#### Exercise task:
Gather every line in the records below that contains the word "Roger".

#### Material provided:
※ ※ ※

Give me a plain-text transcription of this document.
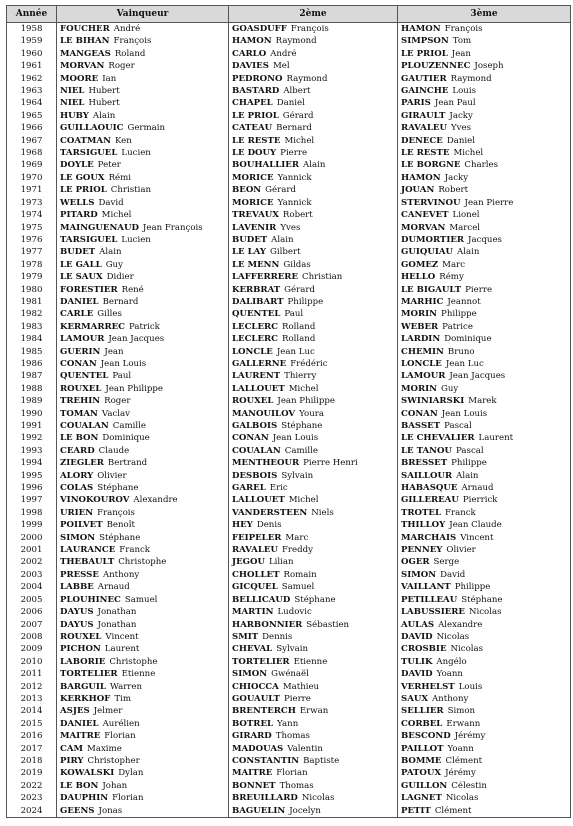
Année	Vainqueur	2ème	3ème
1958	FOUCHER André	GOASDUFF François	HAMON François
1959	LE BIHAN François	HAMON Raymond	SIMPSON Tom
1960	MANGEAS Roland	CARLO André	LE PRIOL Jean
1961	MORVAN Roger	DAVIES Mel	PLOUZENNEC Joseph
1962	MOORE Ian	PEDRONO Raymond	GAUTIER Raymond
1963	NIEL Hubert	BASTARD Albert	GAINCHE Louis
1964	NIEL Hubert	CHAPEL Daniel	PARIS Jean Paul
1965	HUBY Alain	LE PRIOL Gérard	GIRAULT Jacky
1966	GUILLAOUIC Germain	CATEAU Bernard	RAVALEU Yves
1967	COATMAN Ken	LE RESTE Michel	DENECE Daniel
1968	TARSIGUEL Lucien	LE DOUY Pierre	LE RESTE Michel
1969	DOYLE Peter	BOUHALLIER Alain	LE BORGNE Charles
1970	LE GOUX Rémi	MORICE Yannick	HAMON Jacky
1971	LE PRIOL Christian	BEON Gérard	JOUAN Robert
1973	WELLS David	MORICE Yannick	STERVINOU Jean Pierre
1974	PITARD Michel	TREVAUX Robert	CANEVET Lionel
1975	MAINGUENAUD Jean François	LAVENIR Yves	MORVAN Marcel
1976	TARSIGUEL Lucien	BUDET Alain	DUMORTIER Jacques
1977	BUDET Alain	LE LAY Gilbert	GUIQUIAU Alain
1978	LE GALL Guy	LE MENN Gildas	GOMEZ Marc
1979	LE SAUX Didier	LAFFERRERE Christian	HELLO Rémy
1980	FORESTIER René	KERBRAT Gérard	LE BIGAULT Pierre
1981	DANIEL Bernard	DALIBART Philippe	MARHIC Jeannot
1982	CARLE Gilles	QUENTEL Paul	MORIN Philippe
1983	KERMARREC Patrick	LECLERC Rolland	WEBER Patrice
1984	LAMOUR Jean Jacques	LECLERC Rolland	LARDIN Dominique
1985	GUERIN Jean	LONCLE Jean Luc	CHEMIN Bruno
1986	CONAN Jean Louis	GALLERNE Frédéric	LONCLE Jean Luc
1987	QUENTEL Paul	LAURENT Thierry	LAMOUR Jean Jacques
1988	ROUXEL Jean Philippe	LALLOUET Michel	MORIN Guy
1989	TREHIN Roger	ROUXEL Jean Philippe	SWINIARSKI Marek
1990	TOMAN Vaclav	MANOUILOV Youra	CONAN Jean Louis
1991	COUALAN Camille	GALBOIS Stéphane	BASSET Pascal
1992	LE BON Dominique	CONAN Jean Louis	LE CHEVALIER Laurent
1993	CEARD Claude	COUALAN Camille	LE TANOU Pascal
1994	ZIEGLER Bertrand	MENTHEOUR Pierre Henri	BRESSET Philippe
1995	ALORY Olivier	DESBOIS Sylvain	SAILLOUR Alain
1996	COLAS Stéphane	GAREL Eric	HABASQUE Arnaud
1997	VINOKOUROV Alexandre	LALLOUET Michel	GILLEREAU Pierrick
1998	URIEN François	VANDERSTEEN Niels	TROTEL Franck
1999	POILVET Benoît	HEY Denis	THILLOY Jean Claude
2000	SIMON Stéphane	FEIPELER Marc	MARCHAIS Vincent
2001	LAURANCE Franck	RAVALEU Freddy	PENNEY Olivier
2002	THEBAULT Christophe	JEGOU Lilian	OGER Serge
2003	PRESSE Anthony	CHOLLET Romain	SIMON David
2004	LABBE Arnaud	GICQUEL Samuel	VAILLANT Philippe
2005	PLOUHINEC Samuel	BELLICAUD Stéphane	PETILLEAU Stéphane
2006	DAYUS Jonathan	MARTIN Ludovic	LABUSSIERE Nicolas
2007	DAYUS Jonathan	HARBONNIER Sébastien	AULAS Alexandre
2008	ROUXEL Vincent	SMIT Dennis	DAVID Nicolas
2009	PICHON Laurent	CHEVAL Sylvain	CROSBIE Nicolas
2010	LABORIE Christophe	TORTELIER Etienne	TULIK Angélo
2011	TORTELIER Etienne	SIMON Gwénaël	DAVID Yoann
2012	BARGUIL Warren	CHIOCCA Mathieu	VERHELST Louis
2013	KERKHOF Tim	GOUAULT Pierre	SAUX Anthony
2014	ASJES Jelmer	BRENTERCH Erwan	SELLIER Simon
2015	DANIEL Aurélien	BOTREL Yann	CORBEL Erwann
2016	MAITRE Florian	GIRARD Thomas	BESCOND Jérémy
2017	CAM Maxime	MADOUAS Valentin	PAILLOT Yoann
2018	PIRY Christopher	CONSTANTIN Baptiste	BOMME Clément
2019	KOWALSKI Dylan	MAITRE Florian	PATOUX Jérémy
2022	LE BON Johan	BONNET Thomas	GUILLON Célestin
2023	DAUPHIN Florian	BREUILLARD Nicolas	LAGNET Nicolas
2024	GEENS Jonas	BAGUELIN Jocelyn	PETIT Clément
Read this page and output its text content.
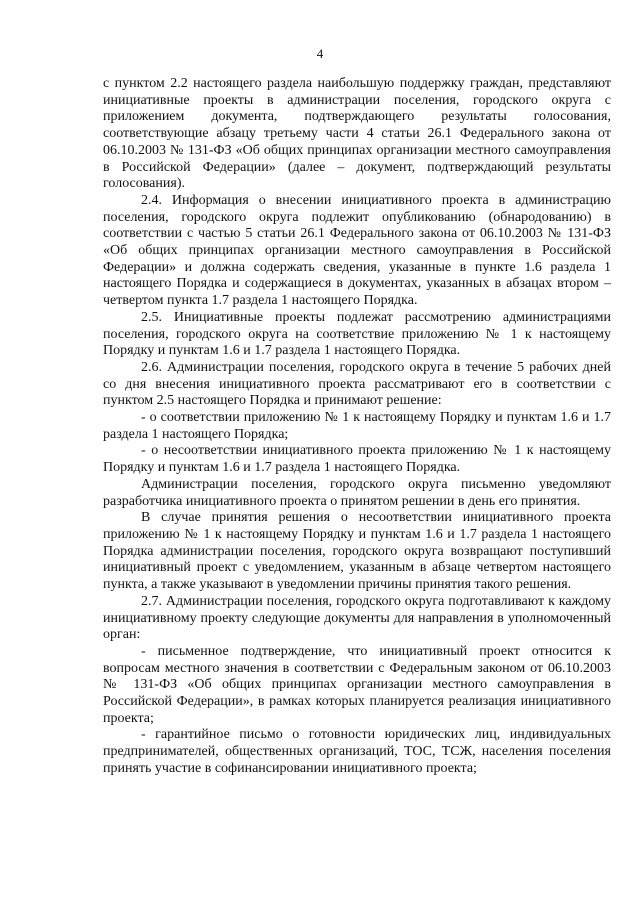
4

с пунктом 2.2 настоящего раздела наибольшую поддержку граждан, представляют инициативные проекты в администрации поселения, городского округа с приложением документа, подтверждающего результаты голосования, соответствующие абзацу третьему части 4 статьи 26.1 Федерального закона от 06.10.2003 № 131-ФЗ «Об общих принципах организации местного самоуправления в Российской Федерации» (далее – документ, подтверждающий результаты голосования).

2.4. Информация о внесении инициативного проекта в администрацию поселения, городского округа подлежит опубликованию (обнародованию) в соответствии с частью 5 статьи 26.1 Федерального закона от 06.10.2003 № 131-ФЗ «Об общих принципах организации местного самоуправления в Российской Федерации» и должна содержать сведения, указанные в пункте 1.6 раздела 1 настоящего Порядка и содержащиеся в документах, указанных в абзацах втором – четвертом пункта 1.7 раздела 1 настоящего Порядка.

2.5. Инициативные проекты подлежат рассмотрению администрациями поселения, городского округа на соответствие приложению № 1 к настоящему Порядку и пунктам 1.6 и 1.7 раздела 1 настоящего Порядка.

2.6. Администрации поселения, городского округа в течение 5 рабочих дней со дня внесения инициативного проекта рассматривают его в соответствии с пунктом 2.5 настоящего Порядка и принимают решение:

- о соответствии приложению № 1 к настоящему Порядку и пунктам 1.6 и 1.7 раздела 1 настоящего Порядка;

- о несоответствии инициативного проекта приложению № 1 к настоящему Порядку и пунктам 1.6 и 1.7 раздела 1 настоящего Порядка.

Администрации поселения, городского округа письменно уведомляют разработчика инициативного проекта о принятом решении в день его принятия.

В случае принятия решения о несоответствии инициативного проекта приложению № 1 к настоящему Порядку и пунктам 1.6 и 1.7 раздела 1 настоящего Порядка администрации поселения, городского округа возвращают поступивший инициативный проект с уведомлением, указанным в абзаце четвертом настоящего пункта, а также указывают в уведомлении причины принятия такого решения.

2.7. Администрации поселения, городского округа подготавливают к каждому инициативному проекту следующие документы для направления в уполномоченный орган:

- письменное подтверждение, что инициативный проект относится к вопросам местного значения в соответствии с Федеральным законом от 06.10.2003 № 131-ФЗ «Об общих принципах организации местного самоуправления в Российской Федерации», в рамках которых планируется реализация инициативного проекта;

- гарантийное письмо о готовности юридических лиц, индивидуальных предпринимателей, общественных организаций, ТОС, ТСЖ, населения поселения принять участие в софинансировании инициативного проекта;
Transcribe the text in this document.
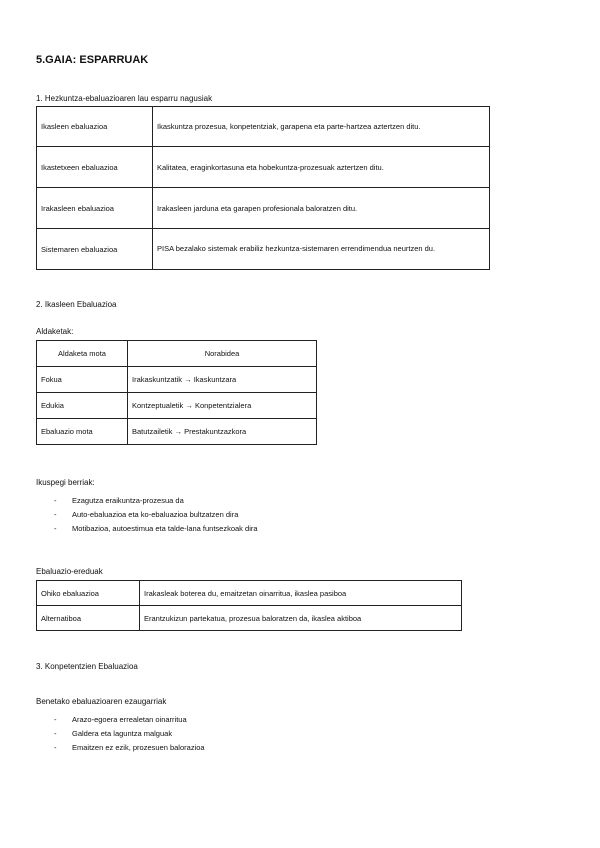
5.GAIA: ESPARRUAK
1. Hezkuntza-ebaluazioaren lau esparru nagusiak
Ikasleen ebaluazioa	Ikaskuntza prozesua, konpetentziak, garapena eta parte-hartzea aztertzen ditu.
Ikastetxeen ebaluazioa	Kalitatea, eraginkortasuna eta hobekuntza-prozesuak aztertzen ditu.
Irakasleen ebaluazioa	Irakasleen jarduna eta garapen profesionala baloratzen ditu.
Sistemaren ebaluazioa	PISA bezalako sistemak erabiliz hezkuntza-sistemaren errendimendua neurtzen du.
2. Ikasleen Ebaluazioa
Aldaketak:
Aldaketa mota	Norabidea
Fokua	Irakaskuntzatik → Ikaskuntzara
Edukia	Kontzeptualetik → Konpetentzialera
Ebaluazio mota	Batutzailetik → Prestakuntzazkora
Ikuspegi berriak:
- Ezagutza eraikuntza-prozesua da
- Auto-ebaluazioa eta ko-ebaluazioa bultzatzen dira
- Motibazioa, autoestimua eta talde-lana funtsezkoak dira
Ebaluazio-ereduak
Ohiko ebaluazioa	Irakasleak boterea du, emaitzetan oinarritua, ikaslea pasiboa
Alternatiboa	Erantzukizun partekatua, prozesua baloratzen da, ikaslea aktiboa
3. Konpetentzien Ebaluazioa
Benetako ebaluazioaren ezaugarriak
- Arazo-egoera errealetan oinarritua
- Galdera eta laguntza malguak
- Emaitzen ez ezik, prozesuen balorazioa
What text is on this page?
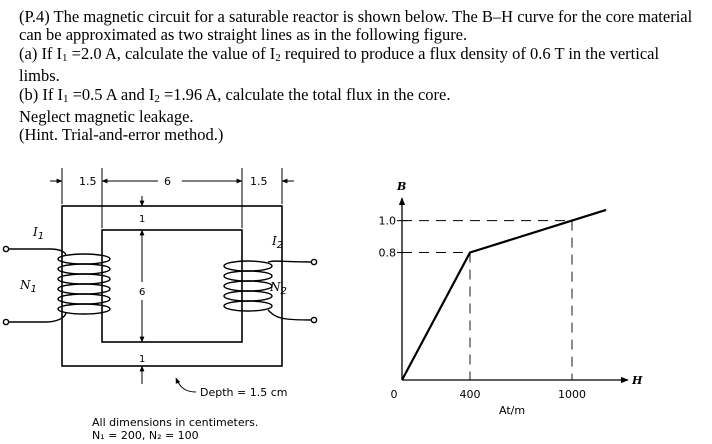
(P.4) The magnetic circuit for a saturable reactor is shown below. The B–H curve for the core material can be approximated as two straight lines as in the following figure.

(a) If I1 =2.0 A, calculate the value of I2 required to produce a flux density of 0.6 T in the vertical limbs.

(b) If I1 =0.5 A and I2 =1.96 A, calculate the total flux in the core.

Neglect magnetic leakage.

(Hint. Trial-and-error method.)

1.5	6	1.5
1
6
1
$I_1$
$N_1$
$I_2$
$N_2$
Depth = 1.5 cm
B
H
At/m
0.8
1.0
0	400	1000
All dimensions in centimeters.
N₁ = 200, N₂ = 100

※ ※ ※

#### Reply:
1961	MORVAN Roger	DAVIES Mel	PLOUZENNEC Joseph
1989	TREHIN Roger	ROUXEL Jean Philippe	SWINIARSKI Marek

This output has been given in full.